## start Record extracts

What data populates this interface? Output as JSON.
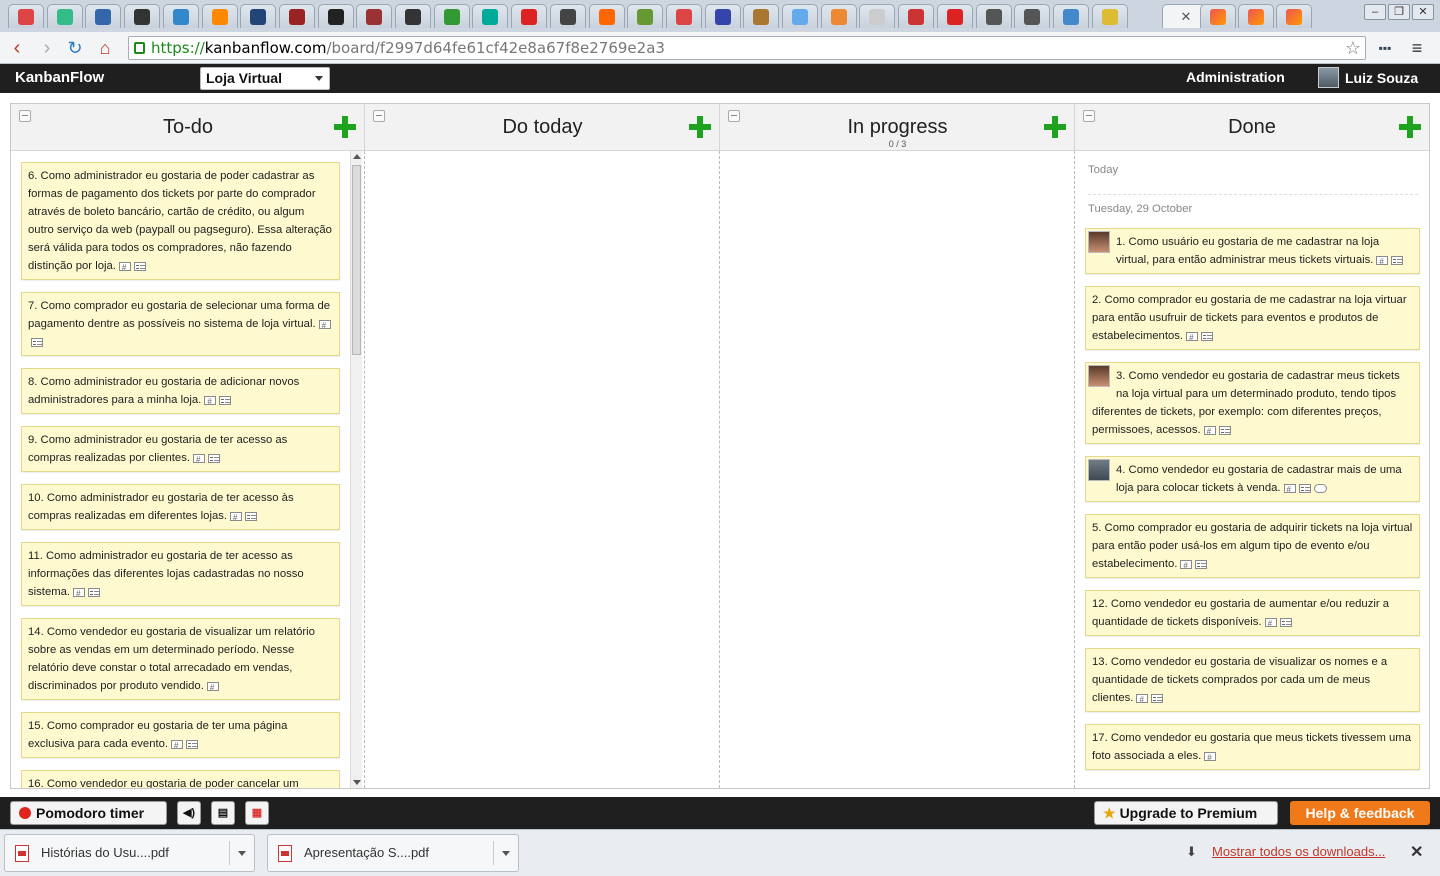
{
  "browser": {
    "url_scheme": "https://",
    "url_host": "kanbanflow.com",
    "url_path": "/board/f2997d64fe61cf42e8a67f8e2769e2a3",
    "tab_colors": [
      "#d44",
      "#3b8",
      "#36a",
      "#333",
      "#38c",
      "#f80",
      "#247",
      "#922",
      "#222",
      "#933",
      "#333",
      "#393",
      "#0a9",
      "#d22",
      "#444",
      "#f60",
      "#693",
      "#d44",
      "#34a",
      "#a73",
      "#6ae",
      "#e83",
      "#ccc",
      "#c33",
      "#d22",
      "#555",
      "#555",
      "#48c",
      "#db3"
    ]
  },
  "header": {
    "logo": "KanbanFlow",
    "board_name": "Loja Virtual",
    "admin": "Administration",
    "user_name": "Luiz Souza"
  },
  "columns": [
    {
      "title": "To-do",
      "sub": ""
    },
    {
      "title": "Do today",
      "sub": ""
    },
    {
      "title": "In progress",
      "sub": "0 / 3"
    },
    {
      "title": "Done",
      "sub": ""
    }
  ],
  "todo": [
    "6. Como administrador eu gostaria de poder cadastrar as formas de pagamento dos tickets por parte do comprador através de boleto bancário, cartão de crédito, ou algum outro serviço da web (paypall ou pagseguro). Essa alteração será válida para todos os compradores, não fazendo distinção por loja.",
    "7. Como comprador eu gostaria de selecionar uma forma de pagamento dentre as possíveis no sistema de loja virtual.",
    "8. Como administrador eu gostaria de adicionar novos administradores para a minha loja.",
    "9. Como administrador eu gostaria de ter acesso as compras realizadas por clientes.",
    "10. Como administrador eu gostaria de ter acesso às compras realizadas em diferentes lojas.",
    "11. Como administrador eu gostaria de ter acesso as informações das diferentes lojas cadastradas no nosso sistema.",
    "14. Como vendedor eu gostaria de visualizar um relatório sobre as vendas em um determinado período. Nesse relatório deve constar o total arrecadado em vendas, discriminados por produto vendido.",
    "15. Como comprador eu gostaria de ter uma página exclusiva para cada evento.",
    "16. Como vendedor eu gostaria de poder cancelar um"
  ],
  "done_today_label": "Today",
  "done_date_label": "Tuesday, 29 October",
  "done": [
    "1. Como usuário eu gostaria de me cadastrar na loja virtual, para então administrar meus tickets virtuais.",
    "2. Como comprador eu gostaria de me cadastrar na loja virtuar para então usufruir de tickets para eventos e produtos de estabelecimentos.",
    "3. Como vendedor eu gostaria de cadastrar meus tickets na loja virtual para um determinado produto, tendo tipos diferentes de tickets, por exemplo: com diferentes preços, permissoes, acessos.",
    "4. Como vendedor eu gostaria de cadastrar mais de uma loja para colocar tickets à venda.",
    "5. Como comprador eu gostaria de adquirir tickets na loja virtual para então poder usá-los em algum tipo de evento e/ou estabelecimento.",
    "12. Como vendedor eu gostaria de aumentar e/ou reduzir a quantidade de tickets disponíveis.",
    "13. Como vendedor eu gostaria de visualizar os nomes e a quantidade de tickets comprados por cada um de meus clientes.",
    "17. Como vendedor eu gostaria que meus tickets tivessem uma foto associada a eles."
  ],
  "footer": {
    "pomodoro": "Pomodoro timer",
    "upgrade": "Upgrade to Premium",
    "help": "Help & feedback"
  },
  "downloads": {
    "file1": "Histórias do Usu....pdf",
    "file2": "Apresentação S....pdf",
    "show_all": "Mostrar todos os downloads..."
  }
}
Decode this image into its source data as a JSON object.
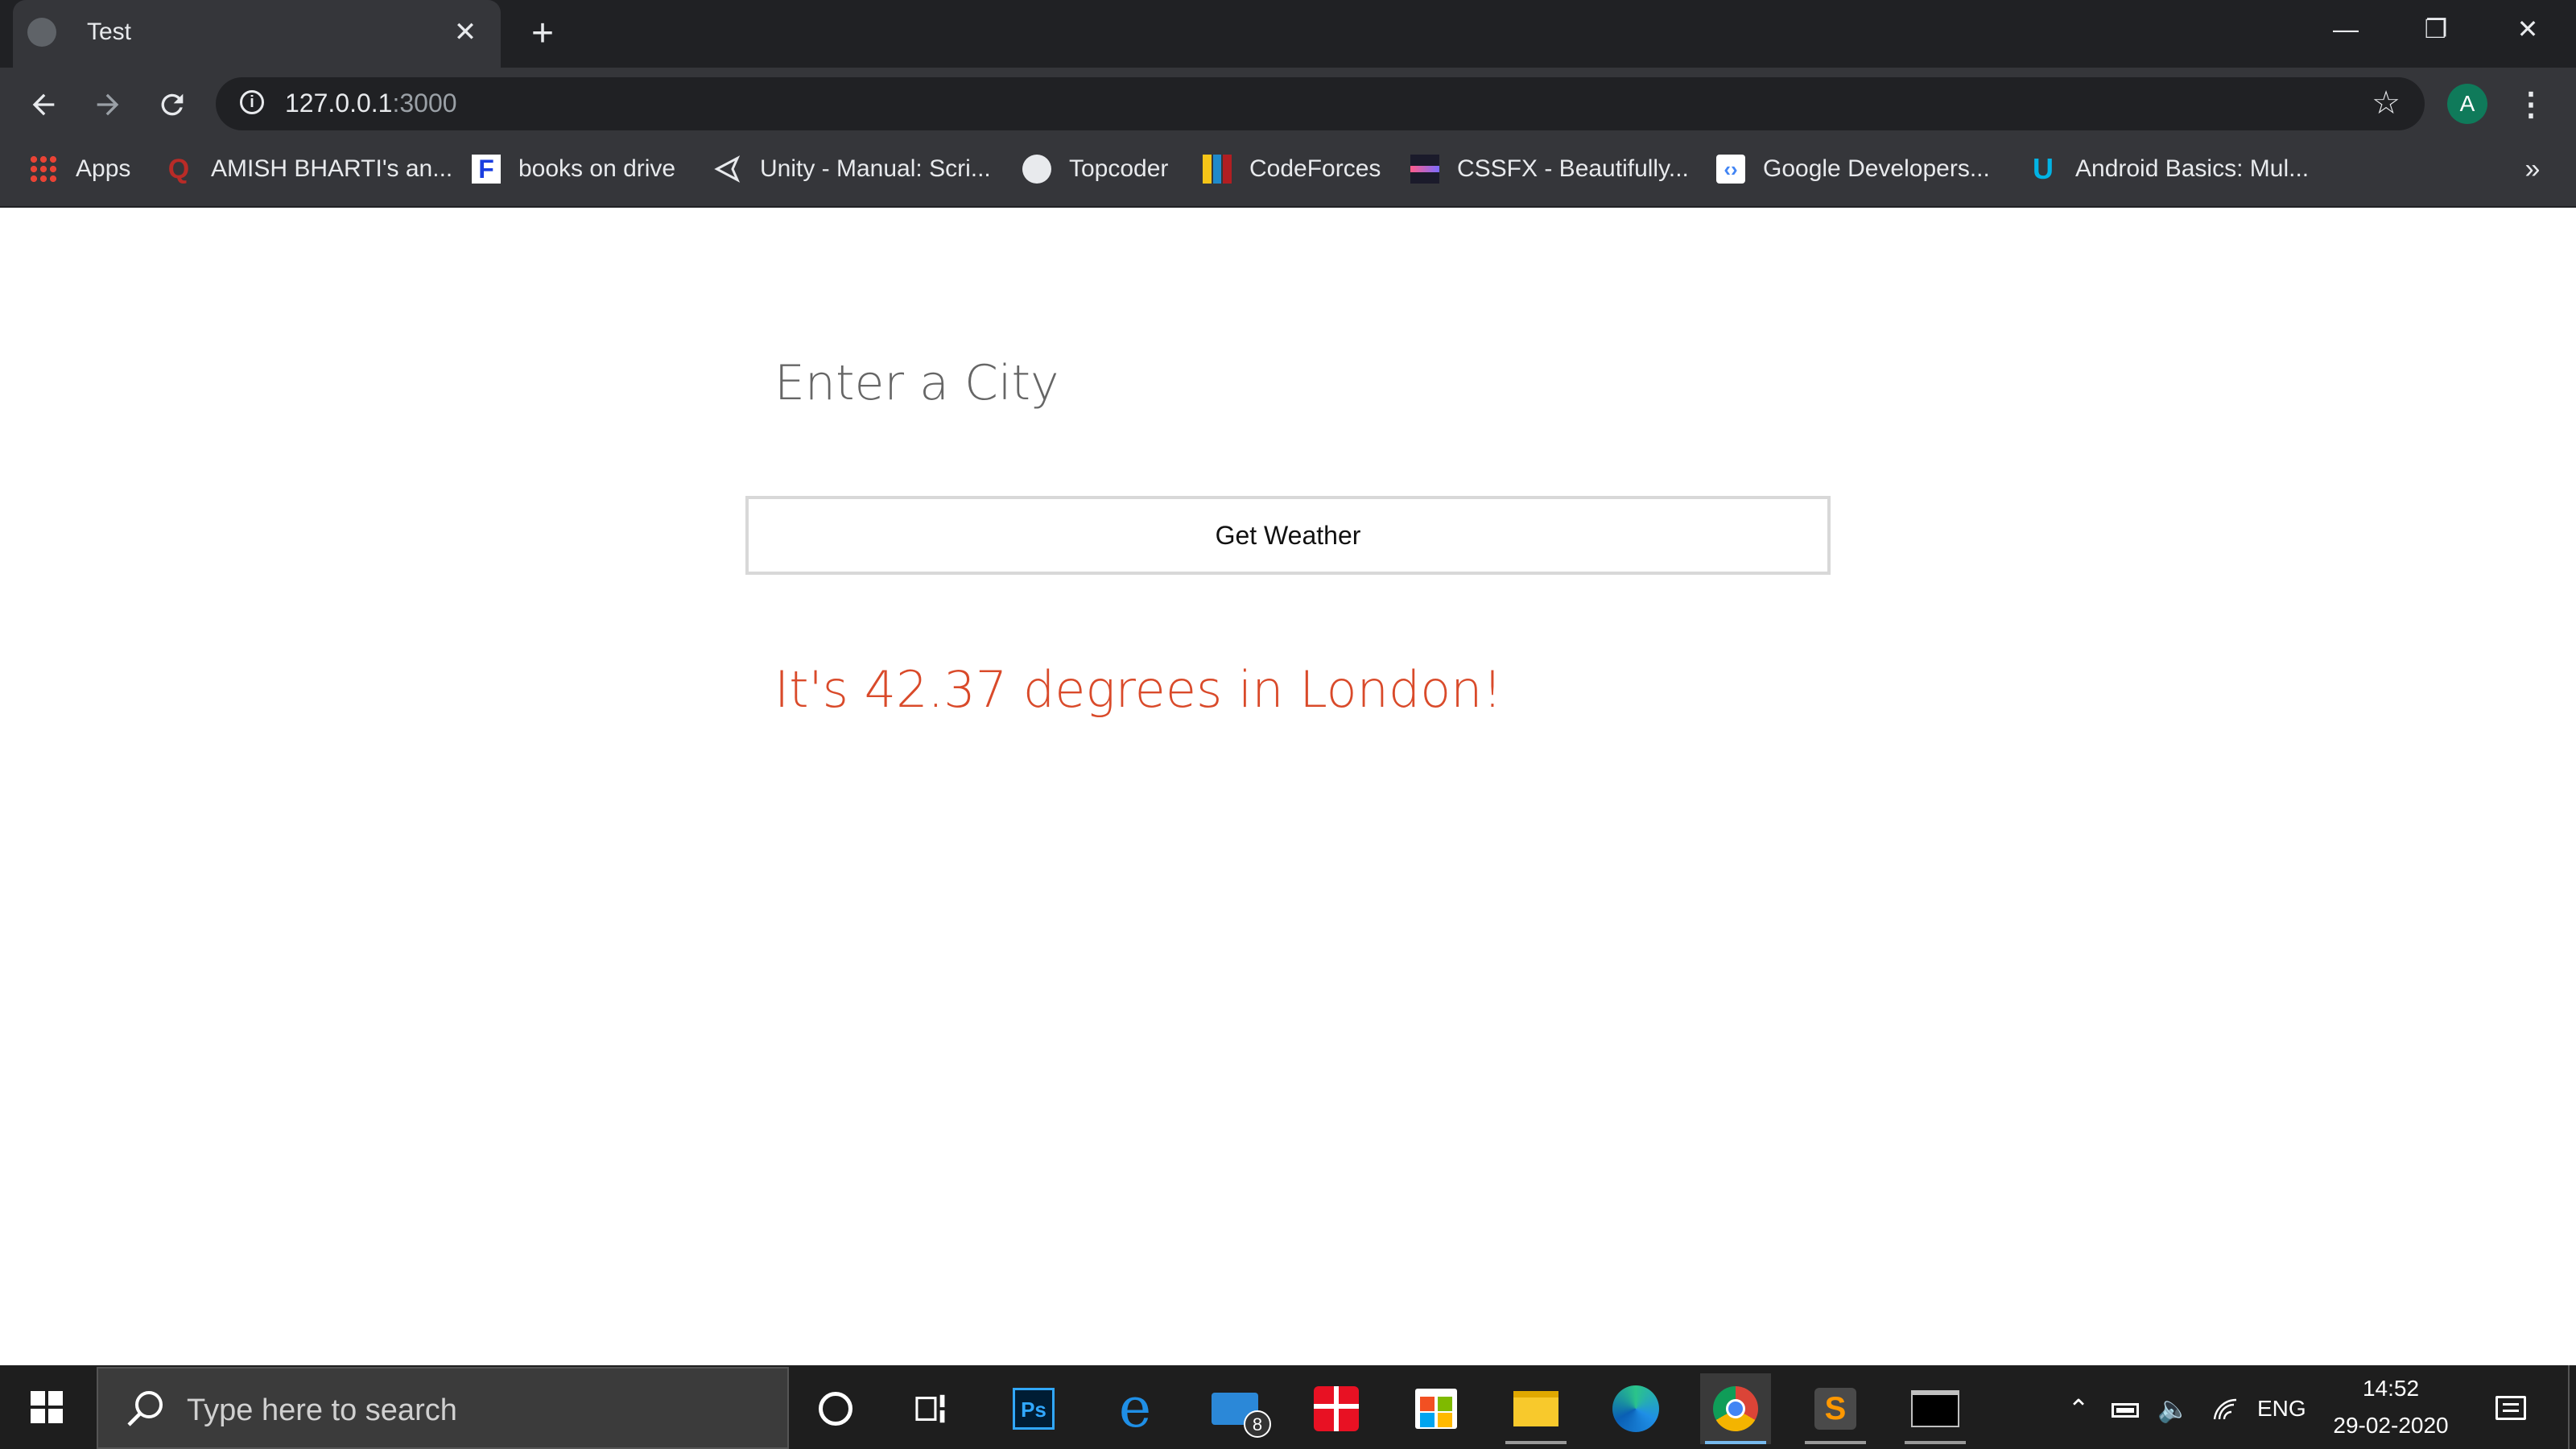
{
  "browser": {
    "tab_title": "Test",
    "close_tab_label": "✕",
    "new_tab_label": "+",
    "window_controls": {
      "minimize": "—",
      "restore": "❐",
      "close": "✕"
    },
    "url_host": "127.0.0.1",
    "url_port": ":3000",
    "avatar_letter": "A",
    "bookmarks": [
      {
        "label": "Apps",
        "icon": "apps-grid-icon"
      },
      {
        "label": "AMISH BHARTI's an...",
        "icon": "quora-icon"
      },
      {
        "label": "books on drive",
        "icon": "f-icon"
      },
      {
        "label": "Unity - Manual: Scri...",
        "icon": "unity-icon"
      },
      {
        "label": "Topcoder",
        "icon": "globe-icon"
      },
      {
        "label": "CodeForces",
        "icon": "codeforces-icon"
      },
      {
        "label": "CSSFX - Beautifully...",
        "icon": "cssfx-icon"
      },
      {
        "label": "Google Developers...",
        "icon": "google-developers-icon"
      },
      {
        "label": "Android Basics: Mul...",
        "icon": "udacity-icon"
      }
    ],
    "overflow_label": "»"
  },
  "page": {
    "city_placeholder": "Enter a City",
    "button_label": "Get Weather",
    "result_text": "It's 42.37 degrees in London!"
  },
  "taskbar": {
    "search_placeholder": "Type here to search",
    "mail_badge": "8",
    "time": "14:52",
    "date": "29-02-2020",
    "language": "ENG"
  },
  "colors": {
    "result": "#d94a2a",
    "chrome_dark": "#202124",
    "chrome_toolbar": "#35363a"
  }
}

## end Record extracts

Exercise prompt: Locate all lines in the listing above with the word "lojas" and copy them.

Written response:
    "10. Como administrador eu gostaria de ter acesso às compras realizadas em diferentes lojas.",
    "11. Como administrador eu gostaria de ter acesso as informações das diferentes lojas cadastradas no nosso sistema.",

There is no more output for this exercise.